- Directions for this task -
The entire listing is to be repeated verbatim.
-- begin --
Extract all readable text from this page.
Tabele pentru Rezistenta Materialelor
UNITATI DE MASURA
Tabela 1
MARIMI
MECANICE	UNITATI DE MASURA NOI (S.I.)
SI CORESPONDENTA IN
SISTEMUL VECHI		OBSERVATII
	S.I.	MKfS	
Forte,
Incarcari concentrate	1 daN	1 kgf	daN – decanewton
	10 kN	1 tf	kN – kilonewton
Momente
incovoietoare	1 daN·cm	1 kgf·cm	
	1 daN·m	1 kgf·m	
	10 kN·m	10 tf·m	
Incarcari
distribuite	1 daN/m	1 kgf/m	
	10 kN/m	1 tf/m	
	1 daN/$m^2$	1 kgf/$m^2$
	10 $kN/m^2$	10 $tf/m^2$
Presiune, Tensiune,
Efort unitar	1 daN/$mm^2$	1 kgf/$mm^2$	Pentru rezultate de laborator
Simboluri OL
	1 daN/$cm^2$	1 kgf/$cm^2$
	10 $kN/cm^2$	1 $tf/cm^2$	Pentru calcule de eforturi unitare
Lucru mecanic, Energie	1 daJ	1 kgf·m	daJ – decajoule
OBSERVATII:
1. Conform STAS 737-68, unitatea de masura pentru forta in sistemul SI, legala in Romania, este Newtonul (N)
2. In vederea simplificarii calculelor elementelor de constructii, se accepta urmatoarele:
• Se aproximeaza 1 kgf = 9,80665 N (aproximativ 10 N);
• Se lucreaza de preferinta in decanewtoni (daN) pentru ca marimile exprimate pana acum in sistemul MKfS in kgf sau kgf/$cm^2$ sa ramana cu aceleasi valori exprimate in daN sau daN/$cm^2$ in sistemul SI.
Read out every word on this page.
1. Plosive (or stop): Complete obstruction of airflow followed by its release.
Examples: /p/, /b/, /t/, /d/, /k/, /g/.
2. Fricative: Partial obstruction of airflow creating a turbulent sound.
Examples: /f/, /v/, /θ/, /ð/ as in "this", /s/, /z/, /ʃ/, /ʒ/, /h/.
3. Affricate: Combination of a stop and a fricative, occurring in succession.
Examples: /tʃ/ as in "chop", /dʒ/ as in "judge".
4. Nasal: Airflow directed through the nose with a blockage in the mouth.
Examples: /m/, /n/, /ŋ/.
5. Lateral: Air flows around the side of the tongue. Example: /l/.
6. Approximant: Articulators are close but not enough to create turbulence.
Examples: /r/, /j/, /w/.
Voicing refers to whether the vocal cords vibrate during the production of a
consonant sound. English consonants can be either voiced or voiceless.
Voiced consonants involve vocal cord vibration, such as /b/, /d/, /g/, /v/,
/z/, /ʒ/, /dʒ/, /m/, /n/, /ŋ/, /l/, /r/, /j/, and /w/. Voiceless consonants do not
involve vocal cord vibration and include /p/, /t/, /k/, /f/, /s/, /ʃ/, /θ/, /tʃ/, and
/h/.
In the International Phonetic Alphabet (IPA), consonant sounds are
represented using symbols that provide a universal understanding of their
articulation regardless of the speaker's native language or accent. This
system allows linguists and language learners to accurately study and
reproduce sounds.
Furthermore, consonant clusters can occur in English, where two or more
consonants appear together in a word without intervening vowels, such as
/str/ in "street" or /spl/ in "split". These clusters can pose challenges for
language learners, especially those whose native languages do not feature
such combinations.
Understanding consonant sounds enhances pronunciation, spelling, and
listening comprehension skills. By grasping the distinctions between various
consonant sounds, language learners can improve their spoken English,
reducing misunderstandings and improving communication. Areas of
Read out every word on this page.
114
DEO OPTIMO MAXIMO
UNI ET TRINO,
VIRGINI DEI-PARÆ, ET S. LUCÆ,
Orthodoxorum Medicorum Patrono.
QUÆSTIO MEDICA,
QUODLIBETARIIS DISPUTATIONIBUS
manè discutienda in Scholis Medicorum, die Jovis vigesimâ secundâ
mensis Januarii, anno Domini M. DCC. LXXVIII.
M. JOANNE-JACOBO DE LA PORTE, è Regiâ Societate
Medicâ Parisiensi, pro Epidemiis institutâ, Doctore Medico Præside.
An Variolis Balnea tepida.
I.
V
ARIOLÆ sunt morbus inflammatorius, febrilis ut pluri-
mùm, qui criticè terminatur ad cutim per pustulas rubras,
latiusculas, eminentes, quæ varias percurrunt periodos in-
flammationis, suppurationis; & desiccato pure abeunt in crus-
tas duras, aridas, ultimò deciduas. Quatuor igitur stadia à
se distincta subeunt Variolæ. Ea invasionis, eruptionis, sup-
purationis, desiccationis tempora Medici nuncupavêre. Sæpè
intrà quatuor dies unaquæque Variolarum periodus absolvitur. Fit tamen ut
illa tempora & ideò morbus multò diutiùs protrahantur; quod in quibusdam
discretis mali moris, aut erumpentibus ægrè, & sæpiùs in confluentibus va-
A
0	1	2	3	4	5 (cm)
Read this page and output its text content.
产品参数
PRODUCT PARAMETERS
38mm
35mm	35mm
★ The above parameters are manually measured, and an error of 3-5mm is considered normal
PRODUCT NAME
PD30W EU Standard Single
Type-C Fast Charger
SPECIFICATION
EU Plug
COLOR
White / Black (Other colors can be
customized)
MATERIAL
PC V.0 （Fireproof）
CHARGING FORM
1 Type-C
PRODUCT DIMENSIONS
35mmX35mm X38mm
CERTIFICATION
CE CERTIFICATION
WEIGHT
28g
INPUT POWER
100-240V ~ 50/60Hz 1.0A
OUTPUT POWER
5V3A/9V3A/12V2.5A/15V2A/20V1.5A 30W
-- end --
- Answer to the exercise -
Extract all readable text from this page.
Tabele pentru Rezistenta Materialelor
UNITATI DE MASURA
Tabela 1
MARIMI
MECANICE	UNITATI DE MASURA NOI (S.I.)
SI CORESPONDENTA IN
SISTEMUL VECHI		OBSERVATII
	S.I.	MKfS	
Forte,
Incarcari concentrate	1 daN	1 kgf	daN – decanewton
	10 kN	1 tf	kN – kilonewton
Momente
incovoietoare	1 daN·cm	1 kgf·cm	
	1 daN·m	1 kgf·m	
	10 kN·m	10 tf·m	
Incarcari
distribuite	1 daN/m	1 kgf/m	
	10 kN/m	1 tf/m	
	1 daN/$m^2$	1 kgf/$m^2$
	10 $kN/m^2$	10 $tf/m^2$
Presiune, Tensiune,
Efort unitar	1 daN/$mm^2$	1 kgf/$mm^2$	Pentru rezultate de laborator
Simboluri OL
	1 daN/$cm^2$	1 kgf/$cm^2$
	10 $kN/cm^2$	1 $tf/cm^2$	Pentru calcule de eforturi unitare
Lucru mecanic, Energie	1 daJ	1 kgf·m	daJ – decajoule
OBSERVATII:
1. Conform STAS 737-68, unitatea de masura pentru forta in sistemul SI, legala in Romania, este Newtonul (N)
2. In vederea simplificarii calculelor elementelor de constructii, se accepta urmatoarele:
• Se aproximeaza 1 kgf = 9,80665 N (aproximativ 10 N);
• Se lucreaza de preferinta in decanewtoni (daN) pentru ca marimile exprimate pana acum in sistemul MKfS in kgf sau kgf/$cm^2$ sa ramana cu aceleasi valori exprimate in daN sau daN/$cm^2$ in sistemul SI.
Read out every word on this page.
1. Plosive (or stop): Complete obstruction of airflow followed by its release.
Examples: /p/, /b/, /t/, /d/, /k/, /g/.
2. Fricative: Partial obstruction of airflow creating a turbulent sound.
Examples: /f/, /v/, /θ/, /ð/ as in "this", /s/, /z/, /ʃ/, /ʒ/, /h/.
3. Affricate: Combination of a stop and a fricative, occurring in succession.
Examples: /tʃ/ as in "chop", /dʒ/ as in "judge".
4. Nasal: Airflow directed through the nose with a blockage in the mouth.
Examples: /m/, /n/, /ŋ/.
5. Lateral: Air flows around the side of the tongue. Example: /l/.
6. Approximant: Articulators are close but not enough to create turbulence.
Examples: /r/, /j/, /w/.
Voicing refers to whether the vocal cords vibrate during the production of a
consonant sound. English consonants can be either voiced or voiceless.
Voiced consonants involve vocal cord vibration, such as /b/, /d/, /g/, /v/,
/z/, /ʒ/, /dʒ/, /m/, /n/, /ŋ/, /l/, /r/, /j/, and /w/. Voiceless consonants do not
involve vocal cord vibration and include /p/, /t/, /k/, /f/, /s/, /ʃ/, /θ/, /tʃ/, and
/h/.
In the International Phonetic Alphabet (IPA), consonant sounds are
represented using symbols that provide a universal understanding of their
articulation regardless of the speaker's native language or accent. This
system allows linguists and language learners to accurately study and
reproduce sounds.
Furthermore, consonant clusters can occur in English, where two or more
consonants appear together in a word without intervening vowels, such as
/str/ in "street" or /spl/ in "split". These clusters can pose challenges for
language learners, especially those whose native languages do not feature
such combinations.
Understanding consonant sounds enhances pronunciation, spelling, and
listening comprehension skills. By grasping the distinctions between various
consonant sounds, language learners can improve their spoken English,
reducing misunderstandings and improving communication. Areas of
Read out every word on this page.
114
DEO OPTIMO MAXIMO
UNI ET TRINO,
VIRGINI DEI-PARÆ, ET S. LUCÆ,
Orthodoxorum Medicorum Patrono.
QUÆSTIO MEDICA,
QUODLIBETARIIS DISPUTATIONIBUS
manè discutienda in Scholis Medicorum, die Jovis vigesimâ secundâ
mensis Januarii, anno Domini M. DCC. LXXVIII.
M. JOANNE-JACOBO DE LA PORTE, è Regiâ Societate
Medicâ Parisiensi, pro Epidemiis institutâ, Doctore Medico Præside.
An Variolis Balnea tepida.
I.
V
ARIOLÆ sunt morbus inflammatorius, febrilis ut pluri-
mùm, qui criticè terminatur ad cutim per pustulas rubras,
latiusculas, eminentes, quæ varias percurrunt periodos in-
flammationis, suppurationis; & desiccato pure abeunt in crus-
tas duras, aridas, ultimò deciduas. Quatuor igitur stadia à
se distincta subeunt Variolæ. Ea invasionis, eruptionis, sup-
purationis, desiccationis tempora Medici nuncupavêre. Sæpè
intrà quatuor dies unaquæque Variolarum periodus absolvitur. Fit tamen ut
illa tempora & ideò morbus multò diutiùs protrahantur; quod in quibusdam
discretis mali moris, aut erumpentibus ægrè, & sæpiùs in confluentibus va-
A
0	1	2	3	4	5 (cm)
Read this page and output its text content.
产品参数
PRODUCT PARAMETERS
38mm
35mm	35mm
★ The above parameters are manually measured, and an error of 3-5mm is considered normal
PRODUCT NAME
PD30W EU Standard Single
Type-C Fast Charger
SPECIFICATION
EU Plug
COLOR
White / Black (Other colors can be
customized)
MATERIAL
PC V.0 （Fireproof）
CHARGING FORM
1 Type-C
PRODUCT DIMENSIONS
35mmX35mm X38mm
CERTIFICATION
CE CERTIFICATION
WEIGHT
28g
INPUT POWER
100-240V ~ 50/60Hz 1.0A
OUTPUT POWER
5V3A/9V3A/12V2.5A/15V2A/20V1.5A 30W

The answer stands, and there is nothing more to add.